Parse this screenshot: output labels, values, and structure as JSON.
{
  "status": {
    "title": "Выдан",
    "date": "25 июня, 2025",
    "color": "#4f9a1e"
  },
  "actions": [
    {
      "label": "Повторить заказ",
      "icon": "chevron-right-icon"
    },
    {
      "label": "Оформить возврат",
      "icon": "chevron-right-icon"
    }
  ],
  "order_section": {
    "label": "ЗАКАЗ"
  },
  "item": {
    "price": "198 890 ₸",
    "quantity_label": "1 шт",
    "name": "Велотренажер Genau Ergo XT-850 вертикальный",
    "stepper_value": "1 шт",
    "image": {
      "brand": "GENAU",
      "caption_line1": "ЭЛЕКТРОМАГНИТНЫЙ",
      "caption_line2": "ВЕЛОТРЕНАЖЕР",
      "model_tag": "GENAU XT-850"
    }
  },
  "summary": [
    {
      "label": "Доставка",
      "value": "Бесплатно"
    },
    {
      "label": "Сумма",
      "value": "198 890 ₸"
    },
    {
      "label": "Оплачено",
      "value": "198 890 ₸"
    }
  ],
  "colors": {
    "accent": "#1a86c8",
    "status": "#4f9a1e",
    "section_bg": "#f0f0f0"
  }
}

+ + + +

Nothing should be changed: write out all of the data as is.

Parse this screenshot: output labels, values, and structure as JSON.
{
  "status": {
    "title": "Выдан",
    "date": "25 июня, 2025",
    "color": "#4f9a1e"
  },
  "actions": [
    {
      "label": "Повторить заказ",
      "icon": "chevron-right-icon"
    },
    {
      "label": "Оформить возврат",
      "icon": "chevron-right-icon"
    }
  ],
  "order_section": {
    "label": "ЗАКАЗ"
  },
  "item": {
    "price": "198 890 ₸",
    "quantity_label": "1 шт",
    "name": "Велотренажер Genau Ergo XT-850 вертикальный",
    "stepper_value": "1 шт",
    "image": {
      "brand": "GENAU",
      "caption_line1": "ЭЛЕКТРОМАГНИТНЫЙ",
      "caption_line2": "ВЕЛОТРЕНАЖЕР",
      "model_tag": "GENAU XT-850"
    }
  },
  "summary": [
    {
      "label": "Доставка",
      "value": "Бесплатно"
    },
    {
      "label": "Сумма",
      "value": "198 890 ₸"
    },
    {
      "label": "Оплачено",
      "value": "198 890 ₸"
    }
  ],
  "colors": {
    "accent": "#1a86c8",
    "status": "#4f9a1e",
    "section_bg": "#f0f0f0"
  }
}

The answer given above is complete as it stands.